-- WHAT YOU WILL DO --
Give the number of lines in the records below that include "isso". Reply with that number alone.

-- start --

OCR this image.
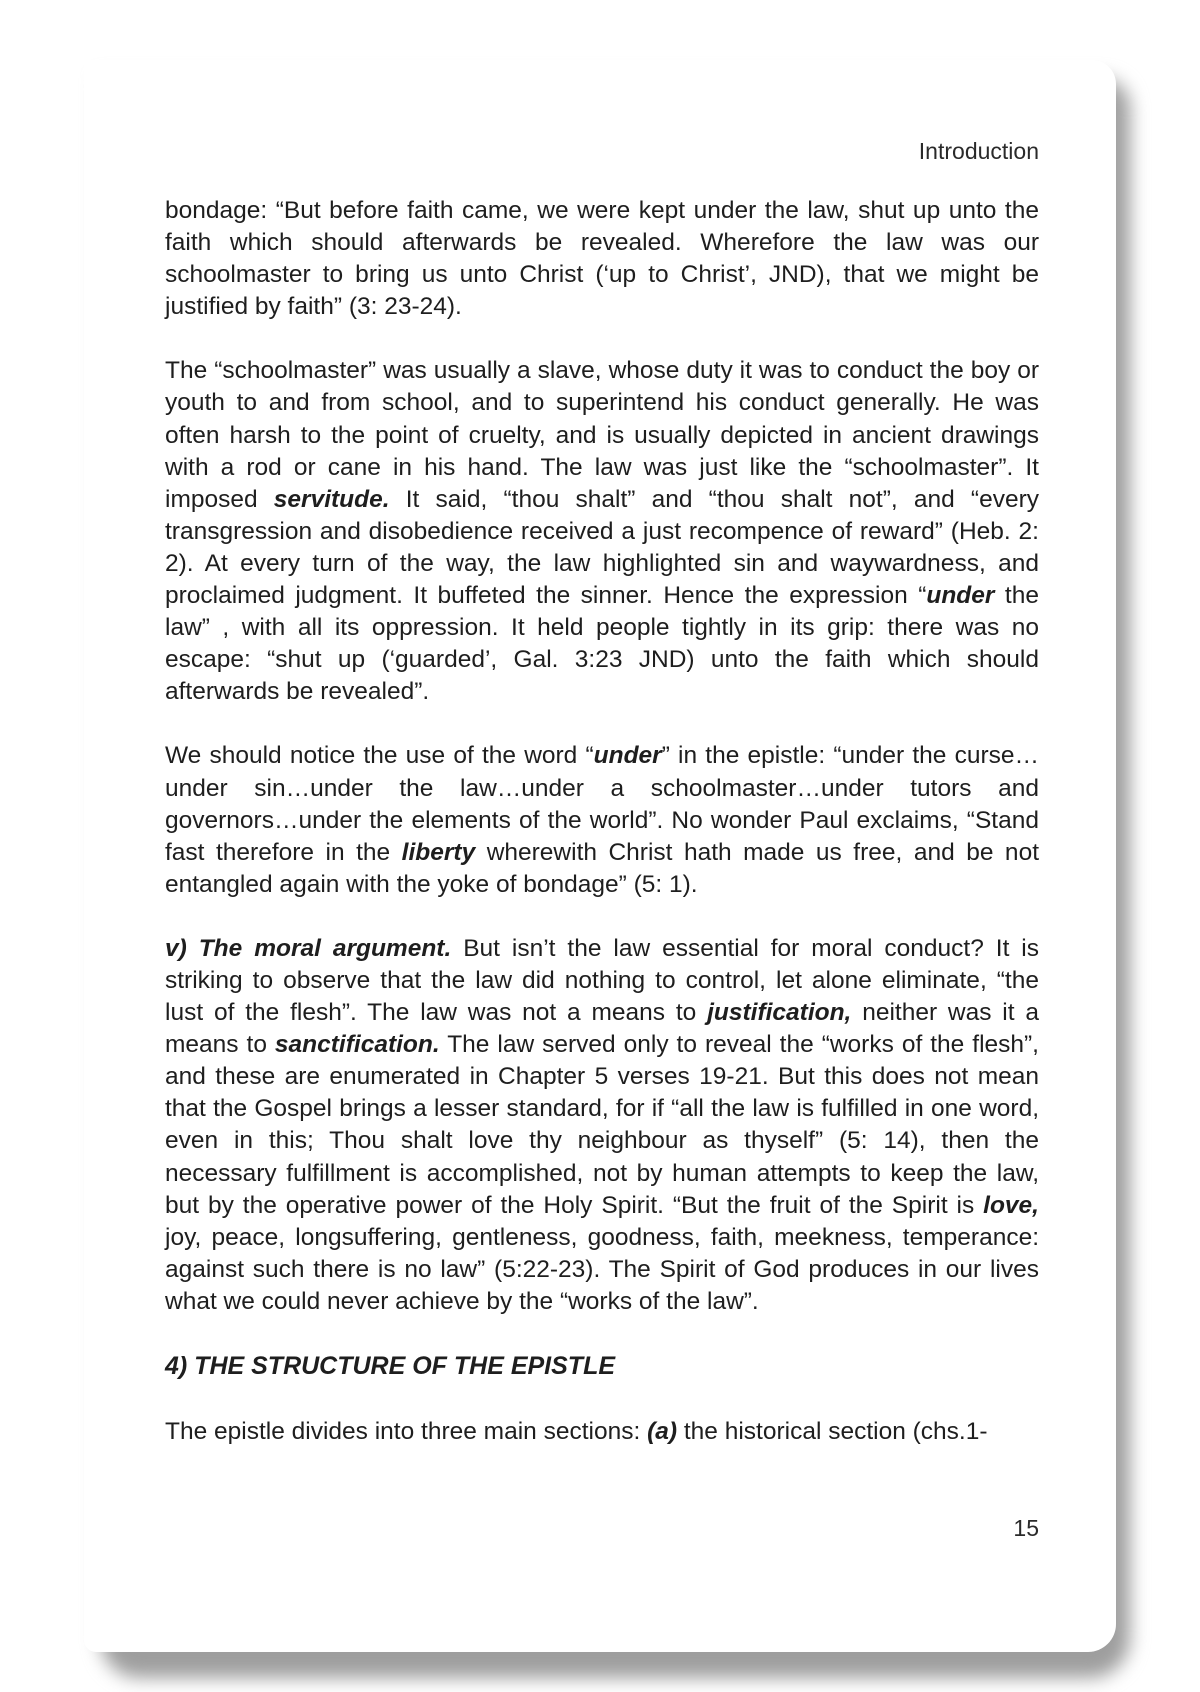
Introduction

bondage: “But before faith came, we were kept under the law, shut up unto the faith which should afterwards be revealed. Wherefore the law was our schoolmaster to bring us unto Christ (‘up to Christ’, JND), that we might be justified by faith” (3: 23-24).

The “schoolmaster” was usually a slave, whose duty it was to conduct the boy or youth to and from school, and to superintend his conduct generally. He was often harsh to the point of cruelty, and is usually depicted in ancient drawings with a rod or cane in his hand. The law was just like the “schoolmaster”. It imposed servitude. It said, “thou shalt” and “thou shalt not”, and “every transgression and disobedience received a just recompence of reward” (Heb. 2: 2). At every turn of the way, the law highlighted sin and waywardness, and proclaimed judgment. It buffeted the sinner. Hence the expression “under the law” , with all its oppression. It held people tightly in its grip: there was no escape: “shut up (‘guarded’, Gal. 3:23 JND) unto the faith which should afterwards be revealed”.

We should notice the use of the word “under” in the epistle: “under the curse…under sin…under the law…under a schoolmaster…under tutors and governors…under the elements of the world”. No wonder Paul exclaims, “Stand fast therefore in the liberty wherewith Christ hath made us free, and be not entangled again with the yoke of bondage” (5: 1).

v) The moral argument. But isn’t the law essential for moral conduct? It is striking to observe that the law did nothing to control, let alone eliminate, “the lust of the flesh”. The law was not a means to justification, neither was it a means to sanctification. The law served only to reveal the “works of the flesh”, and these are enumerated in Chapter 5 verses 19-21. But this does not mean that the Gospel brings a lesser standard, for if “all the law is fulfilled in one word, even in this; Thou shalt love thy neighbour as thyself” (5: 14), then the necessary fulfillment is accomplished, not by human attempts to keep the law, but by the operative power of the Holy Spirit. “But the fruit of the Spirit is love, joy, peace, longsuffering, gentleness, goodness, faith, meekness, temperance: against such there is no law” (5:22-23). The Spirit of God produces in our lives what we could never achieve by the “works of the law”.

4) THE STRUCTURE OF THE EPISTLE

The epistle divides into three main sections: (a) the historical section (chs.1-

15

-- end --
-- start --

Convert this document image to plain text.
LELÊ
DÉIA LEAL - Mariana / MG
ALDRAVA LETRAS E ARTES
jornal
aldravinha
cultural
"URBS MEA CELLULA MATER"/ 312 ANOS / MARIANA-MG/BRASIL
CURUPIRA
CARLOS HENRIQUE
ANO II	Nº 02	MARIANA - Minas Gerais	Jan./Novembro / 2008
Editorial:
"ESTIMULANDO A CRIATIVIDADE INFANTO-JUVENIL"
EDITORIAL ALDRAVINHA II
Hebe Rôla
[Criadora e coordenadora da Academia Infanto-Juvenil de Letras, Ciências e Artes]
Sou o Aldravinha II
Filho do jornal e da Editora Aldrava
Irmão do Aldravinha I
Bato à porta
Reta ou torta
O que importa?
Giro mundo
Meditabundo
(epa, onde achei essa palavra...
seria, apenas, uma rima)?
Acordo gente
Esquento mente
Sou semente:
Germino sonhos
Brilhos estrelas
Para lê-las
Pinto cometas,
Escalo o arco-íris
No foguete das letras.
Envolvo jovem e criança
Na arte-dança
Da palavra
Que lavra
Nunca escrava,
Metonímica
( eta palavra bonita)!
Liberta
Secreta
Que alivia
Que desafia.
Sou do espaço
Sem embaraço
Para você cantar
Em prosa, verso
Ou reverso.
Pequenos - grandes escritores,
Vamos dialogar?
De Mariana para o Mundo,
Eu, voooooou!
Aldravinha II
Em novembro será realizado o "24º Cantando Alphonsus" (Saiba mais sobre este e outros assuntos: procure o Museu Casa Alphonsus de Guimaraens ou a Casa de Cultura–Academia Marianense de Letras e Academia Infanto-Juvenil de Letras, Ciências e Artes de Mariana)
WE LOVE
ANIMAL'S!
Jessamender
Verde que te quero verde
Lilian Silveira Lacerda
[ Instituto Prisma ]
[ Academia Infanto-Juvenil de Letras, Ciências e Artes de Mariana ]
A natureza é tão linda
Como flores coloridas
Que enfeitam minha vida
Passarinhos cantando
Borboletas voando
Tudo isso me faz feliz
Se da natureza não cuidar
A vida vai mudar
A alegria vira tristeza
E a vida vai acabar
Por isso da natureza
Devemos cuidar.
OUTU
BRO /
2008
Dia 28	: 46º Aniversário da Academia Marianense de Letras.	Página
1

-- end --
-- start --

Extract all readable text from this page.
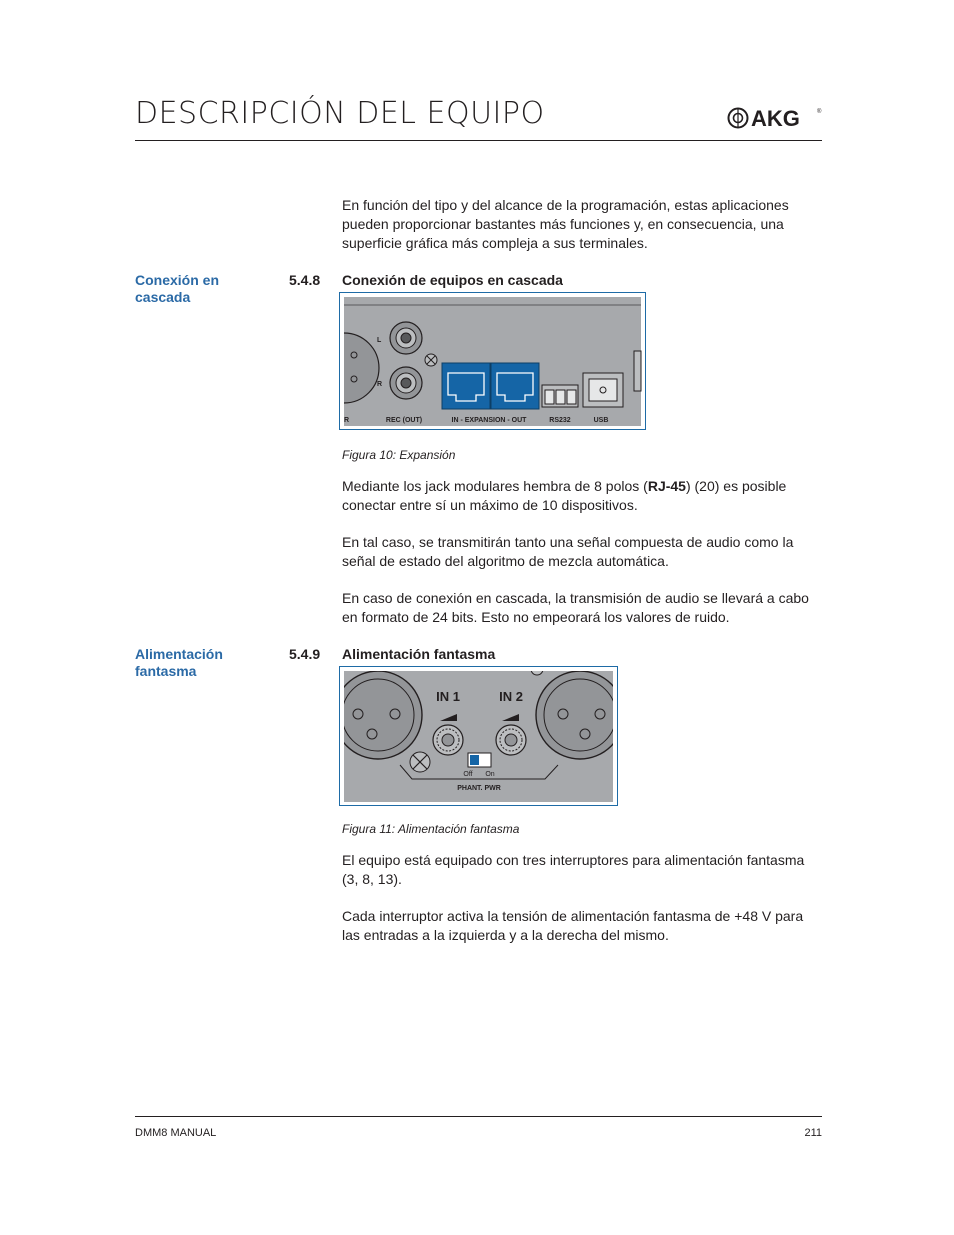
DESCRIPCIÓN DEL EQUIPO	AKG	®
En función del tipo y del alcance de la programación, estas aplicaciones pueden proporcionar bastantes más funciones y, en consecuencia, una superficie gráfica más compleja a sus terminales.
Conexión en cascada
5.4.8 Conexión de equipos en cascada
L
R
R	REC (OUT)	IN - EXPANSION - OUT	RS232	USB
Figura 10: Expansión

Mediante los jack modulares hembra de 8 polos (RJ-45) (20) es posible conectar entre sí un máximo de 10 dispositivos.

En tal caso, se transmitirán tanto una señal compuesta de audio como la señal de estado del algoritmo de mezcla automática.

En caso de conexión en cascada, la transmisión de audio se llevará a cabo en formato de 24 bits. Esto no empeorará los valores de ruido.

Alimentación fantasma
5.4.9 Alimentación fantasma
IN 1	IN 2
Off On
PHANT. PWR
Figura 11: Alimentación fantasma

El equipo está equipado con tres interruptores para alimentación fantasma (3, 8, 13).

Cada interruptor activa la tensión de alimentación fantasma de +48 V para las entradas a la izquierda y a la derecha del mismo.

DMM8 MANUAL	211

-- end --

-- RESULT OF THIS TASK --
2